# [EXERCISE AIM]
Return only the number of lines that hold "title".
Start of RAW DATA
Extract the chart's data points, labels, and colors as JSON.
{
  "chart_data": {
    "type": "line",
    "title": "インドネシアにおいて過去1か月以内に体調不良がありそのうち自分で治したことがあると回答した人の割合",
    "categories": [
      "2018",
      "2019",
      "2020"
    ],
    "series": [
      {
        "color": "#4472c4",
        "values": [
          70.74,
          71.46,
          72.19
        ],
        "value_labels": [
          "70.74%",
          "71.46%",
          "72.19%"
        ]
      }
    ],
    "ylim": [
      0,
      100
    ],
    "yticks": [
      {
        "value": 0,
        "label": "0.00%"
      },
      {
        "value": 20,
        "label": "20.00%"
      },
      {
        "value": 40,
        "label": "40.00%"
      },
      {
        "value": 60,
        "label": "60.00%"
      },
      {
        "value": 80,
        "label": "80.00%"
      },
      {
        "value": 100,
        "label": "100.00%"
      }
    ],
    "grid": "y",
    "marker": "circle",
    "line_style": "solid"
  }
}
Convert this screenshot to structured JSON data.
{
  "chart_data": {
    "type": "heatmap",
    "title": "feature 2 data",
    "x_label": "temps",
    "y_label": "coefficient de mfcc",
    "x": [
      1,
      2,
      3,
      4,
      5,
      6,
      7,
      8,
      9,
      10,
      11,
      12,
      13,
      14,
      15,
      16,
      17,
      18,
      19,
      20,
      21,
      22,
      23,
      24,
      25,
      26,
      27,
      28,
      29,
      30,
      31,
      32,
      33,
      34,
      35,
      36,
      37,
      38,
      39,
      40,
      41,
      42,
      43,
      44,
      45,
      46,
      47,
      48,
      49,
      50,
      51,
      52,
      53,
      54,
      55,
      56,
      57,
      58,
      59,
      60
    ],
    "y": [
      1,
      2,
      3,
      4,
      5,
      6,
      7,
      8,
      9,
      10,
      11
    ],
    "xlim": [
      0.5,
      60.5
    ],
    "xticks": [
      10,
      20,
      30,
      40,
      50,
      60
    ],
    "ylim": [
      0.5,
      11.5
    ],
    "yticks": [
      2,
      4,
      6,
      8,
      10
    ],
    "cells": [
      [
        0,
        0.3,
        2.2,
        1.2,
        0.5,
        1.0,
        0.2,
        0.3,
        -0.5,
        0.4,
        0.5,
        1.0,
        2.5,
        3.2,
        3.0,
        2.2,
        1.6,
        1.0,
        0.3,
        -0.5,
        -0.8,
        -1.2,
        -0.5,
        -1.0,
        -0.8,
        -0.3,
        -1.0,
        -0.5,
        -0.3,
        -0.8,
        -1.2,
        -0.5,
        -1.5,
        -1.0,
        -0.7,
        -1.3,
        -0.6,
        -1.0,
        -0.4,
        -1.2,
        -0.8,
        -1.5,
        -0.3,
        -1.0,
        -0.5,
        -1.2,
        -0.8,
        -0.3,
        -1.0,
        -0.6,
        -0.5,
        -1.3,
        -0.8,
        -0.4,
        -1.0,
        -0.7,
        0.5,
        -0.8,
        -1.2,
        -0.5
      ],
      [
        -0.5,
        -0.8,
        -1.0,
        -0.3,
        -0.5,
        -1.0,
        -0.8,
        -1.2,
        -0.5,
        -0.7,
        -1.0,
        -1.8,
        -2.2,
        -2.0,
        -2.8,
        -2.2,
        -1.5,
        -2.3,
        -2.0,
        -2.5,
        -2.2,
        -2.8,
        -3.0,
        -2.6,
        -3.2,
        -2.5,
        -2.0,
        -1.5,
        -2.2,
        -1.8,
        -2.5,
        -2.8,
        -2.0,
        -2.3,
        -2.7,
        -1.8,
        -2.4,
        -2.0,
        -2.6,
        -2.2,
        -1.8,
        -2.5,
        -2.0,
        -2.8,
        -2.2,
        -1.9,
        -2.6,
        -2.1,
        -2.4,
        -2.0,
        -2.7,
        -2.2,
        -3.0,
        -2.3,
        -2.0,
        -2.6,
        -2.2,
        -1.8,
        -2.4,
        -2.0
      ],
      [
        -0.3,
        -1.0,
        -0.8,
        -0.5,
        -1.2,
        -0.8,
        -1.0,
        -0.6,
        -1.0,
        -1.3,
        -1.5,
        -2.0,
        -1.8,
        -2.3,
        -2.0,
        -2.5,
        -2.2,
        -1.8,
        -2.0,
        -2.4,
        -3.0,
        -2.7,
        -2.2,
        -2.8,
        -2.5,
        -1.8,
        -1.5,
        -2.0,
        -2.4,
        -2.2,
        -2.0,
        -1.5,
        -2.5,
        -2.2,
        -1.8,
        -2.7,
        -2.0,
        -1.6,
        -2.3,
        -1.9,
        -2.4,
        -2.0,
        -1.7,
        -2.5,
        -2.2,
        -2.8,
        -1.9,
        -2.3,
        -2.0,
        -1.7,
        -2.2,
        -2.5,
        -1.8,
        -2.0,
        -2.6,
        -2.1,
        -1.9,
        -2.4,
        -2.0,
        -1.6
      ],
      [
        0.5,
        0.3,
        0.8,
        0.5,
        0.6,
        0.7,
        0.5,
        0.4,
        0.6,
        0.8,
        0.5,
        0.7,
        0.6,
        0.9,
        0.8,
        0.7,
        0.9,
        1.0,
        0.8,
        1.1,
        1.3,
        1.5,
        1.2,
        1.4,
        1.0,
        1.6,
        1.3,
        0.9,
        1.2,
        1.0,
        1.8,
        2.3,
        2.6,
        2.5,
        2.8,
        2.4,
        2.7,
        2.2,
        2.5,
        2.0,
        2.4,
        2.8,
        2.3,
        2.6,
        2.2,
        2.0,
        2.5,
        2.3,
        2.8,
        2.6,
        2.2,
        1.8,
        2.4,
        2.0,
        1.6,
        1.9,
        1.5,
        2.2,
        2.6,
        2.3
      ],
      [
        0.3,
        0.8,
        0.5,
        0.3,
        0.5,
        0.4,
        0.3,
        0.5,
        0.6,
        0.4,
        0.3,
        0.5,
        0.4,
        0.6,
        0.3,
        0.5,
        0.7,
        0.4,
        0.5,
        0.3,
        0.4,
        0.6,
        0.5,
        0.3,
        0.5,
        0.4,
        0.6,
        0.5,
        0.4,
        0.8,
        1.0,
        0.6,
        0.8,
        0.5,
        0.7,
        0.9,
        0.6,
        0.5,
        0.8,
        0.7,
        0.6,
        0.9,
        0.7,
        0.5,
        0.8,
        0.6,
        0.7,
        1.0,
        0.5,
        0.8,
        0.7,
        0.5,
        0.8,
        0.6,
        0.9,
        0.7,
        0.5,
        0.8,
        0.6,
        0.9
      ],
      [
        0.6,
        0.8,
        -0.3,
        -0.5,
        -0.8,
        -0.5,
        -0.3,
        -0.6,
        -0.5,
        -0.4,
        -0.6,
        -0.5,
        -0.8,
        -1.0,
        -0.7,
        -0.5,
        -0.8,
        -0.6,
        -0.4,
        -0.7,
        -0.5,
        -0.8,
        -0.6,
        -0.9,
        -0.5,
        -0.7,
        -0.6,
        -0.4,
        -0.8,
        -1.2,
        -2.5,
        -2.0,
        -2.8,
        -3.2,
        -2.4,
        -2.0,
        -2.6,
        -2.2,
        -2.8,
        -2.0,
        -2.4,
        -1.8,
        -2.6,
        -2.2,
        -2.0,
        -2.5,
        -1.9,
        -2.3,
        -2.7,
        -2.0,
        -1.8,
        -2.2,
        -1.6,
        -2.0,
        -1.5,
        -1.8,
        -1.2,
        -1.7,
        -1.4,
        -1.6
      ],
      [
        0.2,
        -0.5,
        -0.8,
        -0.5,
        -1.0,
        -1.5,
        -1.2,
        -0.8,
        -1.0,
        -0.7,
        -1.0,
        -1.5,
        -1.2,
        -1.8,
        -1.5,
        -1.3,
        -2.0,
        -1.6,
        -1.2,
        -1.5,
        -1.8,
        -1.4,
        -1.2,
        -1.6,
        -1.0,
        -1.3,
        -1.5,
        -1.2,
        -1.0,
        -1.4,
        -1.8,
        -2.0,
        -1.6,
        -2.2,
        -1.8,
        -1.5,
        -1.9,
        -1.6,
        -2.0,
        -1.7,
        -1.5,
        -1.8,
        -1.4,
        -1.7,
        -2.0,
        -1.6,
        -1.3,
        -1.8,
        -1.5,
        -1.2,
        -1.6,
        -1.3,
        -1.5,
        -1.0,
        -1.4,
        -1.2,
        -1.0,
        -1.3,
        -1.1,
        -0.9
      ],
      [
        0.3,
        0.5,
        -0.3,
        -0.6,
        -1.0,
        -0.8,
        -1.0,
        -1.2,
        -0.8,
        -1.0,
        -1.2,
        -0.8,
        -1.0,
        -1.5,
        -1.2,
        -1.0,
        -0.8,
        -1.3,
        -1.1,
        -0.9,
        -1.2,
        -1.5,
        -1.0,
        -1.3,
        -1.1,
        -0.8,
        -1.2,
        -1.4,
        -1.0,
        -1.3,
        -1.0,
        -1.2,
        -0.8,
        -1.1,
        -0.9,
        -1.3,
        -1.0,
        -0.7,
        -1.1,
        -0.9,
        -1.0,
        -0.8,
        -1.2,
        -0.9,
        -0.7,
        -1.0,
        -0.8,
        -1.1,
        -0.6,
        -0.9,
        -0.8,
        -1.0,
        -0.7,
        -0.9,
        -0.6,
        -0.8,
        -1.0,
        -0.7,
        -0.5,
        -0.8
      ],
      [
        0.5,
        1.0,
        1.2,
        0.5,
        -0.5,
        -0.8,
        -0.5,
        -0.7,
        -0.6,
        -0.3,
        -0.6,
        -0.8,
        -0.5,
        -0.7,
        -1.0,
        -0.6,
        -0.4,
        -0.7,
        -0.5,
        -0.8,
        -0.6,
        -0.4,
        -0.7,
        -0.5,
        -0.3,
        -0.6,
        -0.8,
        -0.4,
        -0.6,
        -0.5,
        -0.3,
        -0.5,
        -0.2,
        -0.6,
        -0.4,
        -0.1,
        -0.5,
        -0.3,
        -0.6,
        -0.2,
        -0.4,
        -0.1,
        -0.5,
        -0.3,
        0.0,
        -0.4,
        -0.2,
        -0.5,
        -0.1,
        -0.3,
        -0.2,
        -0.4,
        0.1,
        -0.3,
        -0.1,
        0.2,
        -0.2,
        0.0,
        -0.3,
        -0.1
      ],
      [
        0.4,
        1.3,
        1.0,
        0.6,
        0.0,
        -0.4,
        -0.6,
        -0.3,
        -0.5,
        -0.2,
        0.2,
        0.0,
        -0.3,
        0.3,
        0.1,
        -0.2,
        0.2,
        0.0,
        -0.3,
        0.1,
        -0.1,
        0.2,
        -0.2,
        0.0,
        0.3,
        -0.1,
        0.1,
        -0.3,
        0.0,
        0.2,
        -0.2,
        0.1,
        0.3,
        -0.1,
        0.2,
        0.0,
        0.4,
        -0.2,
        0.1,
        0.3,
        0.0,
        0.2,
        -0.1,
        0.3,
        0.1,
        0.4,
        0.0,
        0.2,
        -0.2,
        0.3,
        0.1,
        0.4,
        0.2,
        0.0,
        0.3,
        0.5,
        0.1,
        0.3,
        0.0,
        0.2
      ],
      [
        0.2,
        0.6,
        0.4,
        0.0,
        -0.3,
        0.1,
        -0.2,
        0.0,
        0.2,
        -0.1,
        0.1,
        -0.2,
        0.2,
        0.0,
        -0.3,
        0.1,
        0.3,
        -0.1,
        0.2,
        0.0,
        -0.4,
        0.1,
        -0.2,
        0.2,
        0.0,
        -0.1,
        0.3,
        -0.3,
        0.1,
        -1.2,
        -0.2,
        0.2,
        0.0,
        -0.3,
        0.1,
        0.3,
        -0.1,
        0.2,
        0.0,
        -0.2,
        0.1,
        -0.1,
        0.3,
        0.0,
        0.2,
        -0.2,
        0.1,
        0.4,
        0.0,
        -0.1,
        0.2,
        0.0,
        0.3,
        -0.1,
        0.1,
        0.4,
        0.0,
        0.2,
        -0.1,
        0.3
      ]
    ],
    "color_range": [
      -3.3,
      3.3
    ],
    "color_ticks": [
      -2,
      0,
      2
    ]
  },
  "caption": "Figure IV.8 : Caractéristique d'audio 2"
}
End of RAW DATA
# [COMPLETE ANSWER]
2